* [Given problem]
Every entry should be repeated exactly. Omit the pictures.
* Start *
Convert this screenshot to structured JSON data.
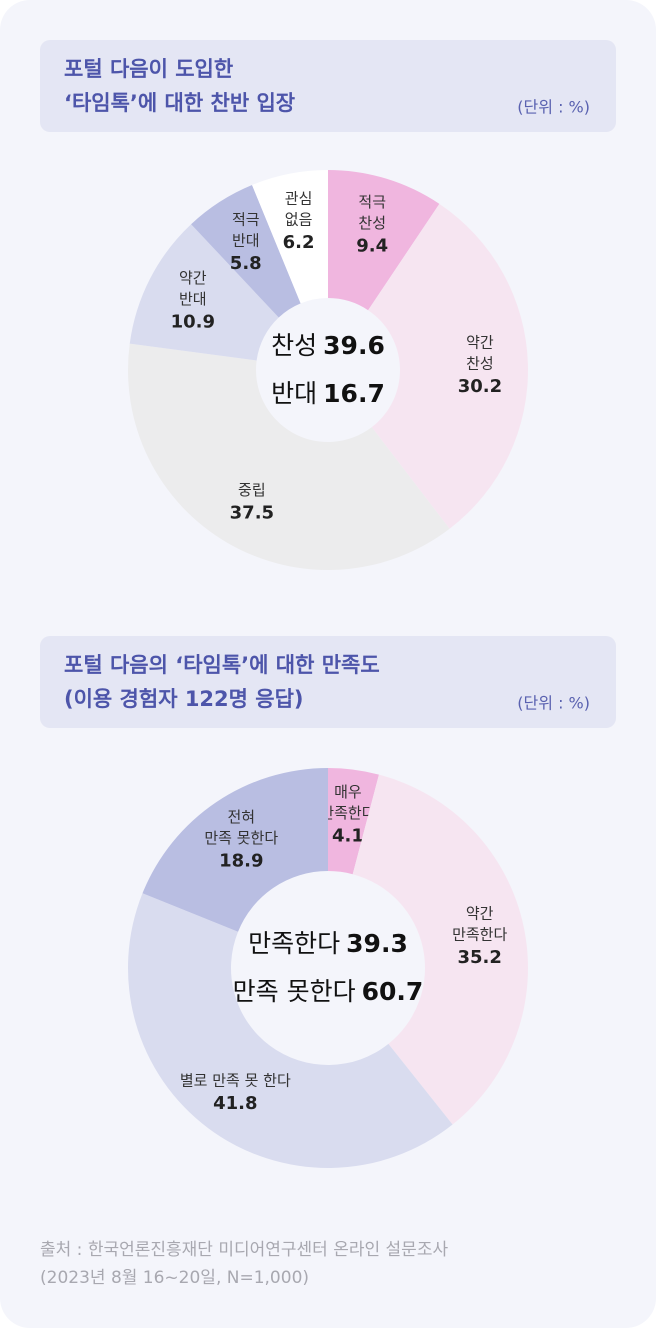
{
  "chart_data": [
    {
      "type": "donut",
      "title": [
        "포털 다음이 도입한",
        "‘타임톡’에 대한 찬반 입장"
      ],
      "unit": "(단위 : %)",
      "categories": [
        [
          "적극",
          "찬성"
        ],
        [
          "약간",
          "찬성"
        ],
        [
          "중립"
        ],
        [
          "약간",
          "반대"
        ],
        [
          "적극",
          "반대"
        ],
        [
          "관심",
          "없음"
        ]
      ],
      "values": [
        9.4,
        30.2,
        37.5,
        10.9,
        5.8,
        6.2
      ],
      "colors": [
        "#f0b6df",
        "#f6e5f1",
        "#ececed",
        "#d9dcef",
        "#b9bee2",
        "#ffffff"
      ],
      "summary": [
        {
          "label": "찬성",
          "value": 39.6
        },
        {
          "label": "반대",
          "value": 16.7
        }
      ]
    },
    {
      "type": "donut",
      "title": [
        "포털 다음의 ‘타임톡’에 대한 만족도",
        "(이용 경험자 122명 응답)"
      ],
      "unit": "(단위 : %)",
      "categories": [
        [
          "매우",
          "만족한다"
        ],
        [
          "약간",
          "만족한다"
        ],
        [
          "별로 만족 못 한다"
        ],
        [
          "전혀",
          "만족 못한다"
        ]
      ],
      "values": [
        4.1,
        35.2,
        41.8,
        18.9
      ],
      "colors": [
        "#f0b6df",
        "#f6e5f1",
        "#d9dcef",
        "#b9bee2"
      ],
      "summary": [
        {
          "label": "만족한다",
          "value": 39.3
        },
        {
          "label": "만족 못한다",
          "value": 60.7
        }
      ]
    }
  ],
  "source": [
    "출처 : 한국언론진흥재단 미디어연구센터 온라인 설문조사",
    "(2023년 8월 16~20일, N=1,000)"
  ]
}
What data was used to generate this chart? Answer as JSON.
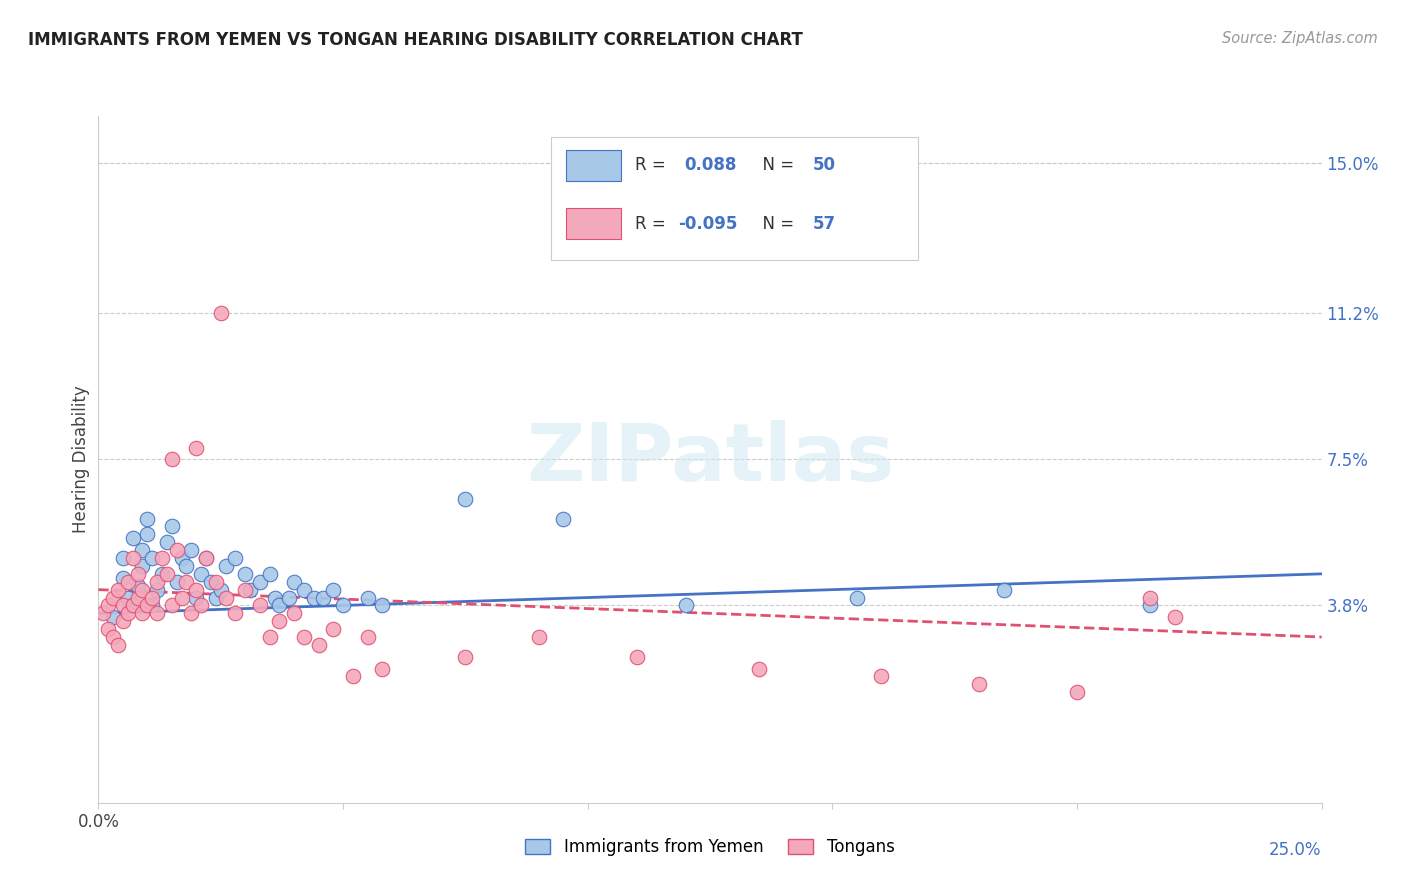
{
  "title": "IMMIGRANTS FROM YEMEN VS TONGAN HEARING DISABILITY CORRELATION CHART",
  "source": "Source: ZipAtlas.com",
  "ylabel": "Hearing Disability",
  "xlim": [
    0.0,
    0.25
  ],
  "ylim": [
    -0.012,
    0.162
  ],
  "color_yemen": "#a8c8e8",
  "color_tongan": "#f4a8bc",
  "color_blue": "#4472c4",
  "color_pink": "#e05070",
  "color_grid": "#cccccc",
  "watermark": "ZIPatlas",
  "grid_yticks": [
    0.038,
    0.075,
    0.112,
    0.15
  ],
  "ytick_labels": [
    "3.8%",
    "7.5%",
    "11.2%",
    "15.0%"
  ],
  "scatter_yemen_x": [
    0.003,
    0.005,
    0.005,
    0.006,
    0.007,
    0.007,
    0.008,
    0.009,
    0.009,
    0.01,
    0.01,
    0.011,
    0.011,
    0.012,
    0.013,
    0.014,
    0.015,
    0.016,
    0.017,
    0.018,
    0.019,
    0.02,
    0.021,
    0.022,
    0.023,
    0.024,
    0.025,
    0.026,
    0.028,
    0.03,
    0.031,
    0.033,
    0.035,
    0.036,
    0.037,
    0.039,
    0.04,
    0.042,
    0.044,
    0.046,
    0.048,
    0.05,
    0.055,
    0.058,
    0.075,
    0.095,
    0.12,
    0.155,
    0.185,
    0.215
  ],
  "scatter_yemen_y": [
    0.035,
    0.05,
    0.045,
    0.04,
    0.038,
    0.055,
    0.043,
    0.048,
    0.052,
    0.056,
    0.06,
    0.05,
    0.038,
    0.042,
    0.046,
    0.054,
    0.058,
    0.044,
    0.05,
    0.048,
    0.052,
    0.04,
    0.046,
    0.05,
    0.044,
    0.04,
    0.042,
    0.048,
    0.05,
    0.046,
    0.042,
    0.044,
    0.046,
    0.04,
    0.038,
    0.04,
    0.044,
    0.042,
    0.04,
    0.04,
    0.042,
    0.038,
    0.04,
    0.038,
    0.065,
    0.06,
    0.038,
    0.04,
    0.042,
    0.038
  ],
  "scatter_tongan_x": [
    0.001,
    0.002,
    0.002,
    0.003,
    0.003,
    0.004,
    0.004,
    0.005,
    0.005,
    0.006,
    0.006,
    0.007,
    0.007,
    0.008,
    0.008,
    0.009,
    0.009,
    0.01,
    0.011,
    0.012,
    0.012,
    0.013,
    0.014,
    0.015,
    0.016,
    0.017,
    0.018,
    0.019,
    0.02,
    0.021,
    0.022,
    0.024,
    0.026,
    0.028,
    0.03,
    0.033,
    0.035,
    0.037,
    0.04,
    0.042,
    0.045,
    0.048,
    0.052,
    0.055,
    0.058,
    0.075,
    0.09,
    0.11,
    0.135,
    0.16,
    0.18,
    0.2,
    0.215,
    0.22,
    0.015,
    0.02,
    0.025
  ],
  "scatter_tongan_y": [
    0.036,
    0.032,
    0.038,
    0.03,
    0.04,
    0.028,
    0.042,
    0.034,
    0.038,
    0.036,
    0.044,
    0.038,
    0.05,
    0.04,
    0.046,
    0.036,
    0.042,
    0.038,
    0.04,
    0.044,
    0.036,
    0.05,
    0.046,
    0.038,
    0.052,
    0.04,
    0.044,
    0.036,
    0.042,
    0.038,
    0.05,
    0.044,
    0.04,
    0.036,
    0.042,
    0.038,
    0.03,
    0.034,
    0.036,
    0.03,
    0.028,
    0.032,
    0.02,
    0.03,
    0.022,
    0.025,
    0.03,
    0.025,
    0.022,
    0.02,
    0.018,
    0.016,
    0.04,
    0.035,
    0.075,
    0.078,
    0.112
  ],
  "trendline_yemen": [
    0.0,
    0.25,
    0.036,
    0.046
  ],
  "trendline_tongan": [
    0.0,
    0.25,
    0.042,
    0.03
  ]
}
* End *
* [Response to the exercise]
Convert this screenshot to structured JSON data.
{
  "chart_data": [
    {
      "type": "donut",
      "title": [
        "포털 다음이 도입한",
        "‘타임톡’에 대한 찬반 입장"
      ],
      "unit": "(단위 : %)",
      "categories": [
        [
          "적극",
          "찬성"
        ],
        [
          "약간",
          "찬성"
        ],
        [
          "중립"
        ],
        [
          "약간",
          "반대"
        ],
        [
          "적극",
          "반대"
        ],
        [
          "관심",
          "없음"
        ]
      ],
      "values": [
        9.4,
        30.2,
        37.5,
        10.9,
        5.8,
        6.2
      ],
      "colors": [
        "#f0b6df",
        "#f6e5f1",
        "#ececed",
        "#d9dcef",
        "#b9bee2",
        "#ffffff"
      ],
      "summary": [
        {
          "label": "찬성",
          "value": 39.6
        },
        {
          "label": "반대",
          "value": 16.7
        }
      ]
    },
    {
      "type": "donut",
      "title": [
        "포털 다음의 ‘타임톡’에 대한 만족도",
        "(이용 경험자 122명 응답)"
      ],
      "unit": "(단위 : %)",
      "categories": [
        [
          "매우",
          "만족한다"
        ],
        [
          "약간",
          "만족한다"
        ],
        [
          "별로 만족 못 한다"
        ],
        [
          "전혀",
          "만족 못한다"
        ]
      ],
      "values": [
        4.1,
        35.2,
        41.8,
        18.9
      ],
      "colors": [
        "#f0b6df",
        "#f6e5f1",
        "#d9dcef",
        "#b9bee2"
      ],
      "summary": [
        {
          "label": "만족한다",
          "value": 39.3
        },
        {
          "label": "만족 못한다",
          "value": 60.7
        }
      ]
    }
  ],
  "source": [
    "출처 : 한국언론진흥재단 미디어연구센터 온라인 설문조사",
    "(2023년 8월 16~20일, N=1,000)"
  ]
}
What data was used to generate this chart? Answer as JSON.
{
  "title": "IMMIGRANTS FROM YEMEN VS TONGAN HEARING DISABILITY CORRELATION CHART",
  "source": "Source: ZipAtlas.com",
  "ylabel": "Hearing Disability",
  "xlim": [
    0.0,
    0.25
  ],
  "ylim": [
    -0.012,
    0.162
  ],
  "color_yemen": "#a8c8e8",
  "color_tongan": "#f4a8bc",
  "color_blue": "#4472c4",
  "color_pink": "#e05070",
  "color_grid": "#cccccc",
  "watermark": "ZIPatlas",
  "grid_yticks": [
    0.038,
    0.075,
    0.112,
    0.15
  ],
  "ytick_labels": [
    "3.8%",
    "7.5%",
    "11.2%",
    "15.0%"
  ],
  "scatter_yemen_x": [
    0.003,
    0.005,
    0.005,
    0.006,
    0.007,
    0.007,
    0.008,
    0.009,
    0.009,
    0.01,
    0.01,
    0.011,
    0.011,
    0.012,
    0.013,
    0.014,
    0.015,
    0.016,
    0.017,
    0.018,
    0.019,
    0.02,
    0.021,
    0.022,
    0.023,
    0.024,
    0.025,
    0.026,
    0.028,
    0.03,
    0.031,
    0.033,
    0.035,
    0.036,
    0.037,
    0.039,
    0.04,
    0.042,
    0.044,
    0.046,
    0.048,
    0.05,
    0.055,
    0.058,
    0.075,
    0.095,
    0.12,
    0.155,
    0.185,
    0.215
  ],
  "scatter_yemen_y": [
    0.035,
    0.05,
    0.045,
    0.04,
    0.038,
    0.055,
    0.043,
    0.048,
    0.052,
    0.056,
    0.06,
    0.05,
    0.038,
    0.042,
    0.046,
    0.054,
    0.058,
    0.044,
    0.05,
    0.048,
    0.052,
    0.04,
    0.046,
    0.05,
    0.044,
    0.04,
    0.042,
    0.048,
    0.05,
    0.046,
    0.042,
    0.044,
    0.046,
    0.04,
    0.038,
    0.04,
    0.044,
    0.042,
    0.04,
    0.04,
    0.042,
    0.038,
    0.04,
    0.038,
    0.065,
    0.06,
    0.038,
    0.04,
    0.042,
    0.038
  ],
  "scatter_tongan_x": [
    0.001,
    0.002,
    0.002,
    0.003,
    0.003,
    0.004,
    0.004,
    0.005,
    0.005,
    0.006,
    0.006,
    0.007,
    0.007,
    0.008,
    0.008,
    0.009,
    0.009,
    0.01,
    0.011,
    0.012,
    0.012,
    0.013,
    0.014,
    0.015,
    0.016,
    0.017,
    0.018,
    0.019,
    0.02,
    0.021,
    0.022,
    0.024,
    0.026,
    0.028,
    0.03,
    0.033,
    0.035,
    0.037,
    0.04,
    0.042,
    0.045,
    0.048,
    0.052,
    0.055,
    0.058,
    0.075,
    0.09,
    0.11,
    0.135,
    0.16,
    0.18,
    0.2,
    0.215,
    0.22,
    0.015,
    0.02,
    0.025
  ],
  "scatter_tongan_y": [
    0.036,
    0.032,
    0.038,
    0.03,
    0.04,
    0.028,
    0.042,
    0.034,
    0.038,
    0.036,
    0.044,
    0.038,
    0.05,
    0.04,
    0.046,
    0.036,
    0.042,
    0.038,
    0.04,
    0.044,
    0.036,
    0.05,
    0.046,
    0.038,
    0.052,
    0.04,
    0.044,
    0.036,
    0.042,
    0.038,
    0.05,
    0.044,
    0.04,
    0.036,
    0.042,
    0.038,
    0.03,
    0.034,
    0.036,
    0.03,
    0.028,
    0.032,
    0.02,
    0.03,
    0.022,
    0.025,
    0.03,
    0.025,
    0.022,
    0.02,
    0.018,
    0.016,
    0.04,
    0.035,
    0.075,
    0.078,
    0.112
  ],
  "trendline_yemen": [
    0.0,
    0.25,
    0.036,
    0.046
  ],
  "trendline_tongan": [
    0.0,
    0.25,
    0.042,
    0.03
  ]
}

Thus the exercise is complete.